Structured figure records
━━━━━━━━━━━━━━━━

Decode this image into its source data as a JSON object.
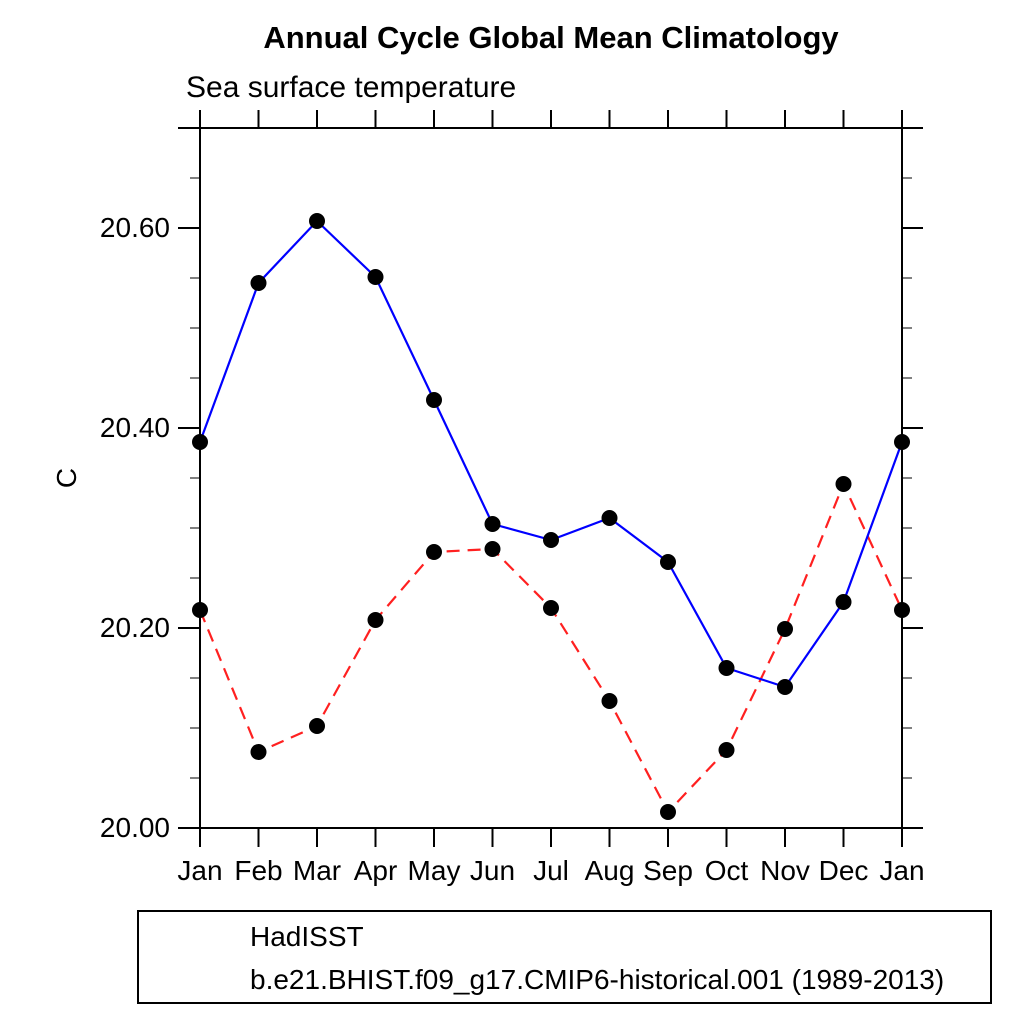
{
  "chart_data": {
    "type": "line",
    "title": "Annual Cycle Global Mean Climatology",
    "subtitle": "Sea surface temperature",
    "ylabel": "C",
    "xlabel": "",
    "categories": [
      "Jan",
      "Feb",
      "Mar",
      "Apr",
      "May",
      "Jun",
      "Jul",
      "Aug",
      "Sep",
      "Oct",
      "Nov",
      "Dec",
      "Jan"
    ],
    "series": [
      {
        "name": "HadISST",
        "color": "#0000ff",
        "line_style": "solid",
        "marker": "filled-circle",
        "marker_color": "#000000",
        "values": [
          20.386,
          20.545,
          20.607,
          20.551,
          20.428,
          20.304,
          20.288,
          20.31,
          20.266,
          20.16,
          20.141,
          20.226,
          20.386
        ]
      },
      {
        "name": "b.e21.BHIST.f09_g17.CMIP6-historical.001 (1989-2013)",
        "color": "#ff2020",
        "line_style": "dashed",
        "marker": "filled-circle",
        "marker_color": "#000000",
        "values": [
          20.218,
          20.076,
          20.102,
          20.208,
          20.276,
          20.279,
          20.22,
          20.127,
          20.016,
          20.078,
          20.199,
          20.344,
          20.218
        ]
      }
    ],
    "ylim": [
      20.0,
      20.7
    ],
    "yticks_major": {
      "values": [
        20.0,
        20.2,
        20.4,
        20.6
      ],
      "labels": [
        "20.00",
        "20.20",
        "20.40",
        "20.60"
      ]
    },
    "ytick_minor_step": 0.05,
    "grid": false,
    "legend_position": "bottom-left-box",
    "axis_color": "#000000",
    "minor_tick_color": "#808080"
  }
}
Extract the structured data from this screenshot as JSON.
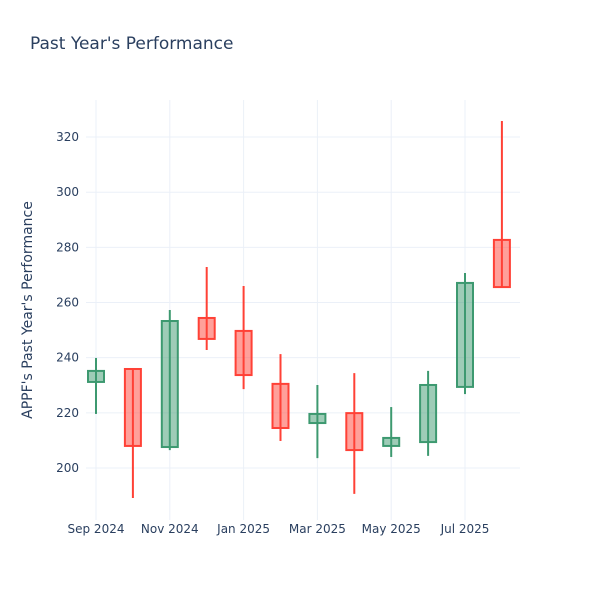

━━━━━━━━━━━━━━━━

How many lines of the records contain the string "this"? Respond with the number alone.

IN RESPONSE ->
2